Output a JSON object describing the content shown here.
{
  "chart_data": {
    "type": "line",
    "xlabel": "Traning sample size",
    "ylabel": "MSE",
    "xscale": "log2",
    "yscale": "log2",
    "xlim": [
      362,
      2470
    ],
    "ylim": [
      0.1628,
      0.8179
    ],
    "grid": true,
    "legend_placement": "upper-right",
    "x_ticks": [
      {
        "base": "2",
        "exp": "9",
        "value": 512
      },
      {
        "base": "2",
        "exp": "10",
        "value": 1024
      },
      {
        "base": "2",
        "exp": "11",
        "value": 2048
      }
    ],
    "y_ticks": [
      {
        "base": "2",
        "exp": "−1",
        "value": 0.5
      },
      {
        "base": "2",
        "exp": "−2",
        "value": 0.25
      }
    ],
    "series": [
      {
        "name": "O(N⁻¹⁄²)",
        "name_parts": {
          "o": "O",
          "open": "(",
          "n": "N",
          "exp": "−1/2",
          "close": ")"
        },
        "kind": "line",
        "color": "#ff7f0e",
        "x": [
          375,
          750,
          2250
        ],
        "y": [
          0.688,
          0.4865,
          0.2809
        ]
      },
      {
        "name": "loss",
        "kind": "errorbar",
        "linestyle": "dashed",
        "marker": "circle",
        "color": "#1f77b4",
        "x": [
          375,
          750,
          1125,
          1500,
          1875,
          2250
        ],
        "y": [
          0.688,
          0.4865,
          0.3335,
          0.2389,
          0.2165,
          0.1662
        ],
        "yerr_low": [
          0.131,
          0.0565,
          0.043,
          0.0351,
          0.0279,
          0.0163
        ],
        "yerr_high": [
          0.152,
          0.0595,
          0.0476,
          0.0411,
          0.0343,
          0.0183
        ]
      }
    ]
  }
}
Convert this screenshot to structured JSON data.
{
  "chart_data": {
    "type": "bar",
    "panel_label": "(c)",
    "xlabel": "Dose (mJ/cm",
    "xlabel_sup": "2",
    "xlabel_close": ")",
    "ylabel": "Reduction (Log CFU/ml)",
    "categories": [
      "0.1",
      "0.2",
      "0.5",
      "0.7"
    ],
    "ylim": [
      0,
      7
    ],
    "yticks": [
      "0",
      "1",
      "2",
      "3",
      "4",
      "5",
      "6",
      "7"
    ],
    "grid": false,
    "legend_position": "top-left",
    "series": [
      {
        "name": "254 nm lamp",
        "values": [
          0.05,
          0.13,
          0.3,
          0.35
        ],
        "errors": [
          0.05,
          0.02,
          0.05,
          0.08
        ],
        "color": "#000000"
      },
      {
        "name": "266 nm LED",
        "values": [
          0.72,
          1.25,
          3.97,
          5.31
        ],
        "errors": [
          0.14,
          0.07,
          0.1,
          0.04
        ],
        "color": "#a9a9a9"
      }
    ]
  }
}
━━━━━━━━━━━━━━━━━━━━
REQUIREMENTS — Give back, unchanged, every line from the one with "Convert this screenshot" to the end of the entries above.

RESULT FOR THIS TASK —
Convert this screenshot to structured JSON data.
{
  "chart_data": {
    "type": "bar",
    "panel_label": "(c)",
    "xlabel": "Dose (mJ/cm",
    "xlabel_sup": "2",
    "xlabel_close": ")",
    "ylabel": "Reduction (Log CFU/ml)",
    "categories": [
      "0.1",
      "0.2",
      "0.5",
      "0.7"
    ],
    "ylim": [
      0,
      7
    ],
    "yticks": [
      "0",
      "1",
      "2",
      "3",
      "4",
      "5",
      "6",
      "7"
    ],
    "grid": false,
    "legend_position": "top-left",
    "series": [
      {
        "name": "254 nm lamp",
        "values": [
          0.05,
          0.13,
          0.3,
          0.35
        ],
        "errors": [
          0.05,
          0.02,
          0.05,
          0.08
        ],
        "color": "#000000"
      },
      {
        "name": "266 nm LED",
        "values": [
          0.72,
          1.25,
          3.97,
          5.31
        ],
        "errors": [
          0.14,
          0.07,
          0.1,
          0.04
        ],
        "color": "#a9a9a9"
      }
    ]
  }
}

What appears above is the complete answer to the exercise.